Please reproduce the lines starting at the one containing "error-bar <box>323 29 330 111</box>" and ending at the one containing "error-bar <box>172 202 179 207</box>", replacing "legend-label" with "legend-text" and leaving everything else unchanged.

DATA PROVIDED:
___

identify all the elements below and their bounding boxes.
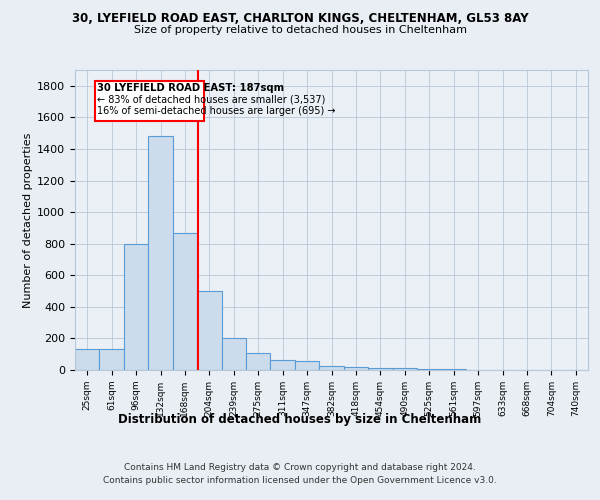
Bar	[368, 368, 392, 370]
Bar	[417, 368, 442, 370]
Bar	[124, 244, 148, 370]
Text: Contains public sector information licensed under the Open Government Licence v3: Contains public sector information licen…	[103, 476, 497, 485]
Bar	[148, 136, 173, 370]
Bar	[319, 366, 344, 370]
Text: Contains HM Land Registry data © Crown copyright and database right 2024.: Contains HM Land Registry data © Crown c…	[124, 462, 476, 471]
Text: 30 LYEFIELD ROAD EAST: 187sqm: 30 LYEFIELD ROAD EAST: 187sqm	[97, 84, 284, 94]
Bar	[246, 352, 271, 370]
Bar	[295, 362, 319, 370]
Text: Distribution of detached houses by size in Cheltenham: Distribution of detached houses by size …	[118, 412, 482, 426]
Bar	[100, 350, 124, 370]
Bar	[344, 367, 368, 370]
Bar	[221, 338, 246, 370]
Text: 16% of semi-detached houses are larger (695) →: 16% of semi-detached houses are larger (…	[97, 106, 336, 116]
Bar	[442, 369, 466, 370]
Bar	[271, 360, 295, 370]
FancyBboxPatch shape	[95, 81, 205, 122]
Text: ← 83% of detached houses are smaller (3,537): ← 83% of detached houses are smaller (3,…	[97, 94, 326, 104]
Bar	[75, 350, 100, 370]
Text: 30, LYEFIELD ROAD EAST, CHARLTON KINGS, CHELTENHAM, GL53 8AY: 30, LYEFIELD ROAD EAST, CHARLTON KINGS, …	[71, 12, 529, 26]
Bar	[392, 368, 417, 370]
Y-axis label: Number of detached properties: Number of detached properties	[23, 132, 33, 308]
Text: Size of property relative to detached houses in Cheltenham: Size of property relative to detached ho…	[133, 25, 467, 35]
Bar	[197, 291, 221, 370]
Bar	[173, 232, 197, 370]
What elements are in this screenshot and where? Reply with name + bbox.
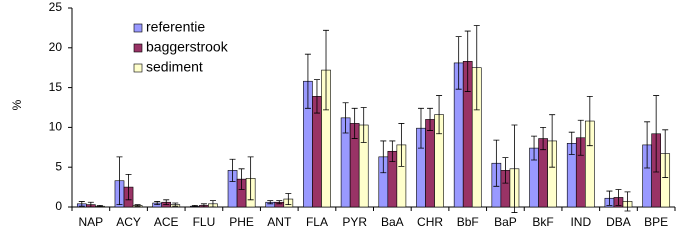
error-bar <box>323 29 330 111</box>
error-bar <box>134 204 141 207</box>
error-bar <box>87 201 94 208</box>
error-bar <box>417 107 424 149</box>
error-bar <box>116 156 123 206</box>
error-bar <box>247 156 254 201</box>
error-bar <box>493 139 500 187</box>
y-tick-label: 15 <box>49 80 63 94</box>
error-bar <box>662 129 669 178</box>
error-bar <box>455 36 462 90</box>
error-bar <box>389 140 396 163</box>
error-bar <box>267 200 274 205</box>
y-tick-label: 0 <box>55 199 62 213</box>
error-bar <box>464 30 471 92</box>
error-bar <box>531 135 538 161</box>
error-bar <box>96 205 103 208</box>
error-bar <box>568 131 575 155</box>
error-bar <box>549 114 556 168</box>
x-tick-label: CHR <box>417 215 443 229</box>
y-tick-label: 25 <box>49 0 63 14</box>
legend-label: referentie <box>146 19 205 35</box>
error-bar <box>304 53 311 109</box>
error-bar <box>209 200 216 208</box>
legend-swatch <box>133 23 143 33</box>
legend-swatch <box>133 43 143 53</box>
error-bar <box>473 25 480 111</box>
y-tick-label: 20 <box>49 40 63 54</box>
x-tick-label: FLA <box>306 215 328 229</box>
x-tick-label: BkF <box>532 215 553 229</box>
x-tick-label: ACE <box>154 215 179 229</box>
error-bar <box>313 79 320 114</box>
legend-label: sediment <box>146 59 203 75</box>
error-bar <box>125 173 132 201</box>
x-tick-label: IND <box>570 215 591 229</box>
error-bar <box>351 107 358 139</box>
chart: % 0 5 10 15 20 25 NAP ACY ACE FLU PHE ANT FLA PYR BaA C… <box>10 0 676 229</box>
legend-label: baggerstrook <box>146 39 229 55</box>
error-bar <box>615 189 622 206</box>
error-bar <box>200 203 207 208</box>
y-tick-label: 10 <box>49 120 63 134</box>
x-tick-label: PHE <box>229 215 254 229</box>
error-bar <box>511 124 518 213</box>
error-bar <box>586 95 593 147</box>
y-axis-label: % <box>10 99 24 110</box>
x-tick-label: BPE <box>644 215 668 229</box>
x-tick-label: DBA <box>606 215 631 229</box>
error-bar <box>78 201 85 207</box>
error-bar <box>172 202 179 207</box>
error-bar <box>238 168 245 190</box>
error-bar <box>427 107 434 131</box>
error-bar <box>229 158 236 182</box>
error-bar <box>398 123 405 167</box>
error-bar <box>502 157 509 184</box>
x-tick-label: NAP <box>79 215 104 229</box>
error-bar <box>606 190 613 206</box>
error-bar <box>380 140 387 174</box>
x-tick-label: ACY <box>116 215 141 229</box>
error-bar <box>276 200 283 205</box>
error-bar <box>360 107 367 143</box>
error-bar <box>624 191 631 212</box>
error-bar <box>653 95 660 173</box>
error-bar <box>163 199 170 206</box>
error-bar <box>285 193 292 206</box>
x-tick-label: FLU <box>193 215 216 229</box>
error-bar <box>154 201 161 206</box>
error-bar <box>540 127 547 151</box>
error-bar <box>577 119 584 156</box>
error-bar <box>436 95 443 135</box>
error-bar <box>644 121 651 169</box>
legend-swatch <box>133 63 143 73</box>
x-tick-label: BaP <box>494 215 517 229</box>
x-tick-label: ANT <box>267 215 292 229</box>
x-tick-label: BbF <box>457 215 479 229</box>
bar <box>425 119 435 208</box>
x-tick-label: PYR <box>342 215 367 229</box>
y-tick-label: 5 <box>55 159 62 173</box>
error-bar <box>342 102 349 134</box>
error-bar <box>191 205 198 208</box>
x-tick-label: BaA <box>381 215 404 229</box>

___

FULL SOLUTION:
error-bar <box>323 29 330 111</box>
error-bar <box>134 204 141 207</box>
error-bar <box>87 201 94 208</box>
error-bar <box>417 107 424 149</box>
error-bar <box>116 156 123 206</box>
error-bar <box>247 156 254 201</box>
error-bar <box>493 139 500 187</box>
y-tick-label: 15 <box>49 80 63 94</box>
error-bar <box>662 129 669 178</box>
error-bar <box>455 36 462 90</box>
error-bar <box>389 140 396 163</box>
error-bar <box>267 200 274 205</box>
y-tick-label: 0 <box>55 199 62 213</box>
error-bar <box>464 30 471 92</box>
error-bar <box>531 135 538 161</box>
error-bar <box>96 205 103 208</box>
error-bar <box>568 131 575 155</box>
error-bar <box>549 114 556 168</box>
x-tick-label: CHR <box>417 215 443 229</box>
y-tick-label: 25 <box>49 0 63 14</box>
legend-text: referentie <box>146 19 205 35</box>
error-bar <box>304 53 311 109</box>
error-bar <box>209 200 216 208</box>
legend-swatch <box>133 23 143 33</box>
legend-swatch <box>133 43 143 53</box>
error-bar <box>473 25 480 111</box>
y-tick-label: 20 <box>49 40 63 54</box>
x-tick-label: FLA <box>306 215 328 229</box>
x-tick-label: BkF <box>532 215 553 229</box>
x-tick-label: ACE <box>154 215 179 229</box>
error-bar <box>313 79 320 114</box>
legend-text: sediment <box>146 59 203 75</box>
error-bar <box>125 173 132 201</box>
x-tick-label: IND <box>570 215 591 229</box>
error-bar <box>351 107 358 139</box>
chart: % 0 5 10 15 20 25 NAP ACY ACE FLU PHE ANT FLA PYR BaA C… <box>10 0 676 229</box>
legend-text: baggerstrook <box>146 39 229 55</box>
error-bar <box>615 189 622 206</box>
error-bar <box>200 203 207 208</box>
y-tick-label: 10 <box>49 120 63 134</box>
x-tick-label: PHE <box>229 215 254 229</box>
error-bar <box>511 124 518 213</box>
error-bar <box>586 95 593 147</box>
y-axis-label: % <box>10 99 24 110</box>
x-tick-label: BPE <box>644 215 668 229</box>
x-tick-label: DBA <box>606 215 631 229</box>
error-bar <box>78 201 85 207</box>
error-bar <box>172 202 179 207</box>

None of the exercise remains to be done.